■ **GOAL**
Output every line below exactly.
┌─ DATA FOR THIS TASK
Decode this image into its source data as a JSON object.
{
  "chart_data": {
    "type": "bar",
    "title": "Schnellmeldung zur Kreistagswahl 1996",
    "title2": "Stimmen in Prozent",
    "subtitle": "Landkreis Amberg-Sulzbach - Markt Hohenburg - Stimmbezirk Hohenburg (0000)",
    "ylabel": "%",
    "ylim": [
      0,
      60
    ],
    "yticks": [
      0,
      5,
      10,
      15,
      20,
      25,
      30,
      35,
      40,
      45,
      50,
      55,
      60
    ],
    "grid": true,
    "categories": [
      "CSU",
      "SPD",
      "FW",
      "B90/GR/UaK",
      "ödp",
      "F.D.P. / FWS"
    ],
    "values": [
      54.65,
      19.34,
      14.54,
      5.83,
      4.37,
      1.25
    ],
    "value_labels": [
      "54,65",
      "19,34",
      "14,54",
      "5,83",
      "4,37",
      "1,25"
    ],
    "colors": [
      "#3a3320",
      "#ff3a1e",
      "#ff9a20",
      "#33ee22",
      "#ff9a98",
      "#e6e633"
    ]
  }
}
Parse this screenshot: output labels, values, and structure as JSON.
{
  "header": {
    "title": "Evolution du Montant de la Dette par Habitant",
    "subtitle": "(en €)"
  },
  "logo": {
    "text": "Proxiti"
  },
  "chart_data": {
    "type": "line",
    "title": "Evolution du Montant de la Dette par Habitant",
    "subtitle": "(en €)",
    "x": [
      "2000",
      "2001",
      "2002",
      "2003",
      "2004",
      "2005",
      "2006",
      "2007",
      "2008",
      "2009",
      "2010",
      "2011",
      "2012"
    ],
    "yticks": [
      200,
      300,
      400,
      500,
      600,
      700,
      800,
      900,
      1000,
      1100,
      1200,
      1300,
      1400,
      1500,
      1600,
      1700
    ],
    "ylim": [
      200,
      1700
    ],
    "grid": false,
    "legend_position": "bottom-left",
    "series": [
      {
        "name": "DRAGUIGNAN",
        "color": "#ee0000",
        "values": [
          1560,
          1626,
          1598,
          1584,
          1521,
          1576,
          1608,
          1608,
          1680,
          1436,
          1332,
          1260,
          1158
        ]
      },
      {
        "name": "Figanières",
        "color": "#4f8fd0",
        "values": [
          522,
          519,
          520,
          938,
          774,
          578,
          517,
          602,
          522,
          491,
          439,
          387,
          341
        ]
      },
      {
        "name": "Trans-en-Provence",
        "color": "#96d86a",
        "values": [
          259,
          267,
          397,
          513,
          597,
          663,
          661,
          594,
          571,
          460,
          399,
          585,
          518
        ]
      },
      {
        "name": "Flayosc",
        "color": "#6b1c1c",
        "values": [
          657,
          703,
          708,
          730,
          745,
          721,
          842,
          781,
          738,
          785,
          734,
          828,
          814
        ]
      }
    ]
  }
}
└─
■ **WRITTEN REPLY**
Decode this image into its source data as a JSON object.
{
  "chart_data": {
    "type": "bar",
    "title": "Schnellmeldung zur Kreistagswahl 1996",
    "title2": "Stimmen in Prozent",
    "subtitle": "Landkreis Amberg-Sulzbach - Markt Hohenburg - Stimmbezirk Hohenburg (0000)",
    "ylabel": "%",
    "ylim": [
      0,
      60
    ],
    "yticks": [
      0,
      5,
      10,
      15,
      20,
      25,
      30,
      35,
      40,
      45,
      50,
      55,
      60
    ],
    "grid": true,
    "categories": [
      "CSU",
      "SPD",
      "FW",
      "B90/GR/UaK",
      "ödp",
      "F.D.P. / FWS"
    ],
    "values": [
      54.65,
      19.34,
      14.54,
      5.83,
      4.37,
      1.25
    ],
    "value_labels": [
      "54,65",
      "19,34",
      "14,54",
      "5,83",
      "4,37",
      "1,25"
    ],
    "colors": [
      "#3a3320",
      "#ff3a1e",
      "#ff9a20",
      "#33ee22",
      "#ff9a98",
      "#e6e633"
    ]
  }
}
Parse this screenshot: output labels, values, and structure as JSON.
{
  "header": {
    "title": "Evolution du Montant de la Dette par Habitant",
    "subtitle": "(en €)"
  },
  "logo": {
    "text": "Proxiti"
  },
  "chart_data": {
    "type": "line",
    "title": "Evolution du Montant de la Dette par Habitant",
    "subtitle": "(en €)",
    "x": [
      "2000",
      "2001",
      "2002",
      "2003",
      "2004",
      "2005",
      "2006",
      "2007",
      "2008",
      "2009",
      "2010",
      "2011",
      "2012"
    ],
    "yticks": [
      200,
      300,
      400,
      500,
      600,
      700,
      800,
      900,
      1000,
      1100,
      1200,
      1300,
      1400,
      1500,
      1600,
      1700
    ],
    "ylim": [
      200,
      1700
    ],
    "grid": false,
    "legend_position": "bottom-left",
    "series": [
      {
        "name": "DRAGUIGNAN",
        "color": "#ee0000",
        "values": [
          1560,
          1626,
          1598,
          1584,
          1521,
          1576,
          1608,
          1608,
          1680,
          1436,
          1332,
          1260,
          1158
        ]
      },
      {
        "name": "Figanières",
        "color": "#4f8fd0",
        "values": [
          522,
          519,
          520,
          938,
          774,
          578,
          517,
          602,
          522,
          491,
          439,
          387,
          341
        ]
      },
      {
        "name": "Trans-en-Provence",
        "color": "#96d86a",
        "values": [
          259,
          267,
          397,
          513,
          597,
          663,
          661,
          594,
          571,
          460,
          399,
          585,
          518
        ]
      },
      {
        "name": "Flayosc",
        "color": "#6b1c1c",
        "values": [
          657,
          703,
          708,
          730,
          745,
          721,
          842,
          781,
          738,
          785,
          734,
          828,
          814
        ]
      }
    ]
  }
}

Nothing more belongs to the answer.